WHAT IS ASKED:
Reproduce the data below word for word, everything from the line containing "value-input[interactable] — [552, 439, 1253, 505]" down to the line containing "section-title-text: Configuration Parameters", with both of those lines included.
BEGIN WORKING DATA
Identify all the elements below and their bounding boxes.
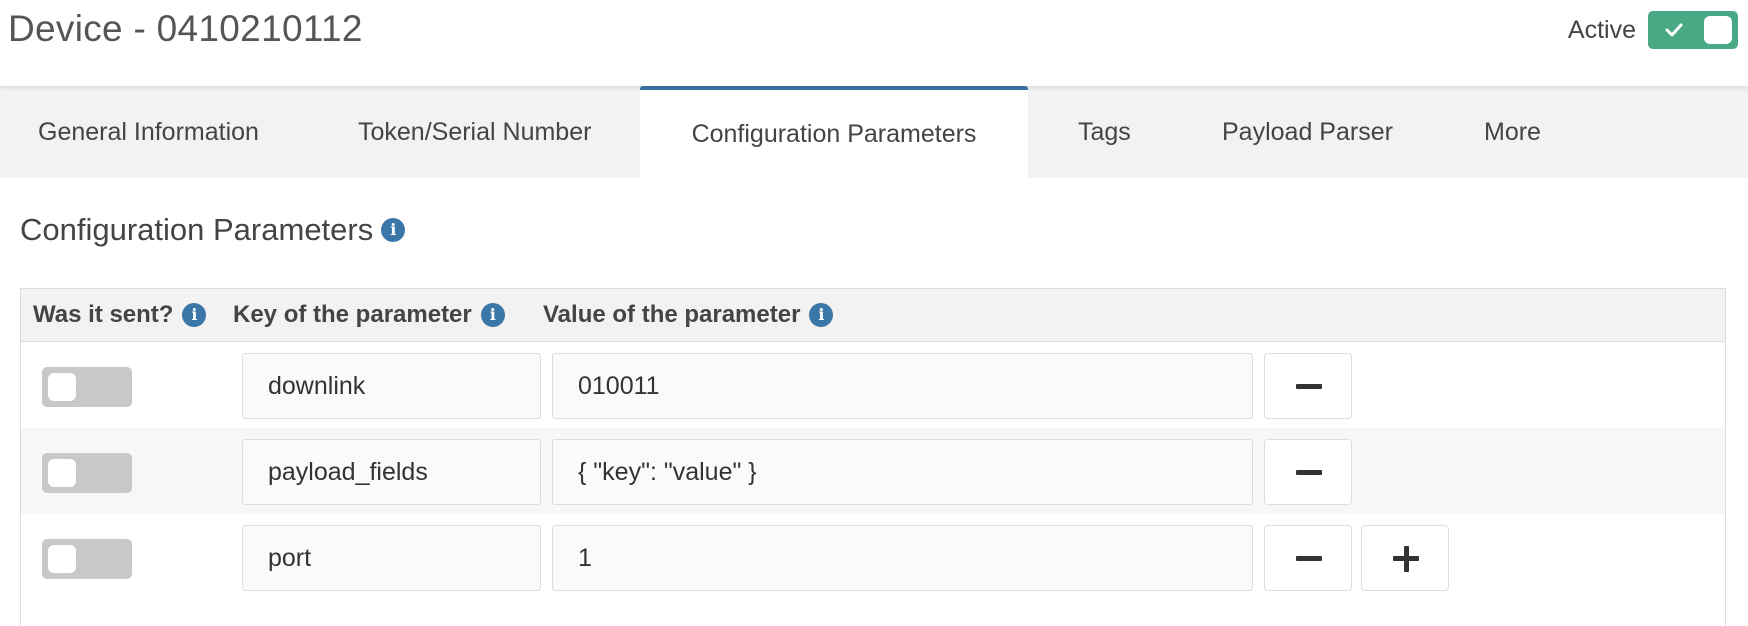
value-input[interactable] — [552, 439, 1253, 505]
info-icon[interactable]: i — [480, 303, 505, 327]
header-label: Value of the parameter — [543, 301, 801, 328]
header-label: Was it sent? — [33, 301, 174, 328]
tab-payload-parser[interactable]: Payload Parser — [1222, 86, 1394, 178]
value-input[interactable] — [552, 525, 1253, 591]
active-label: Active — [1567, 15, 1636, 44]
info-icon[interactable]: i — [809, 303, 834, 327]
toggle-knob — [48, 459, 76, 487]
key-input[interactable] — [242, 439, 541, 505]
header-was-it-sent: Was it sent? i — [33, 289, 207, 341]
minus-icon — [1296, 470, 1322, 475]
tab-token-serial-number[interactable]: Token/Serial Number — [358, 86, 598, 178]
check-icon — [1665, 23, 1683, 37]
key-input[interactable] — [242, 525, 541, 591]
active-toggle[interactable] — [1648, 11, 1738, 49]
remove-row-button[interactable] — [1264, 525, 1352, 591]
minus-icon — [1296, 384, 1322, 389]
config-params-table: Was it sent? i Key of the parameter i Va… — [20, 288, 1726, 626]
section-title-text: Configuration Parameters — [20, 212, 374, 247]
info-icon[interactable]: i — [182, 303, 207, 327]
table-row — [21, 342, 1725, 428]
header-value: Value of the parameter i — [543, 289, 834, 341]
minus-icon — [1296, 556, 1322, 561]
header-key: Key of the parameter i — [233, 289, 505, 341]
page-header: Device - 0410210112 Active — [0, 0, 1748, 86]
tab-configuration-parameters[interactable]: Configuration Parameters — [640, 86, 1028, 178]
tab-more[interactable]: More — [1484, 86, 1544, 178]
toggle-knob — [1704, 16, 1732, 44]
info-icon[interactable]: i — [381, 218, 406, 242]
tab-general-information[interactable]: General Information — [38, 86, 268, 178]
header-label: Key of the parameter — [233, 301, 472, 328]
table-header: Was it sent? i Key of the parameter i Va… — [21, 289, 1725, 342]
section-title: Configuration Parameters i — [20, 212, 406, 248]
value-input[interactable] — [552, 353, 1253, 419]
toggle-knob — [48, 545, 76, 573]
sent-toggle[interactable] — [42, 367, 132, 407]
table-row — [21, 514, 1725, 600]
key-input[interactable] — [242, 353, 541, 419]
remove-row-button[interactable] — [1264, 439, 1352, 505]
tab-tags[interactable]: Tags — [1078, 86, 1134, 178]
sent-toggle[interactable] — [42, 453, 132, 493]
toggle-knob — [48, 373, 76, 401]
add-row-button[interactable] — [1361, 525, 1449, 591]
page-title: Device - 0410210112 — [8, 8, 363, 49]
active-status: Active — [1568, 11, 1738, 49]
remove-row-button[interactable] — [1264, 353, 1352, 419]
table-row — [21, 428, 1725, 514]
tab-bar: General Information Token/Serial Number … — [0, 86, 1748, 178]
sent-toggle[interactable] — [42, 539, 132, 579]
END WORKING DATA
FINISHED EXERCISE:
value-input[interactable] — [552, 439, 1253, 505]
info-icon[interactable]: i — [480, 303, 505, 327]
header-label: Value of the parameter — [543, 301, 801, 328]
header-label: Was it sent? — [33, 301, 174, 328]
tab-payload-parser[interactable]: Payload Parser — [1222, 86, 1394, 178]
value-input[interactable] — [552, 525, 1253, 591]
active-label: Active — [1567, 15, 1636, 44]
info-icon[interactable]: i — [809, 303, 834, 327]
toggle-knob — [48, 459, 76, 487]
key-input[interactable] — [242, 439, 541, 505]
header-was-it-sent: Was it sent? i — [33, 289, 207, 341]
minus-icon — [1296, 470, 1322, 475]
tab-token-serial-number[interactable]: Token/Serial Number — [358, 86, 598, 178]
check-icon — [1665, 23, 1683, 37]
key-input[interactable] — [242, 525, 541, 591]
active-toggle[interactable] — [1648, 11, 1738, 49]
remove-row-button[interactable] — [1264, 525, 1352, 591]
minus-icon — [1296, 384, 1322, 389]
config-params-table: Was it sent? i Key of the parameter i Va… — [20, 288, 1726, 626]
section-title-text: Configuration Parameters — [20, 212, 374, 247]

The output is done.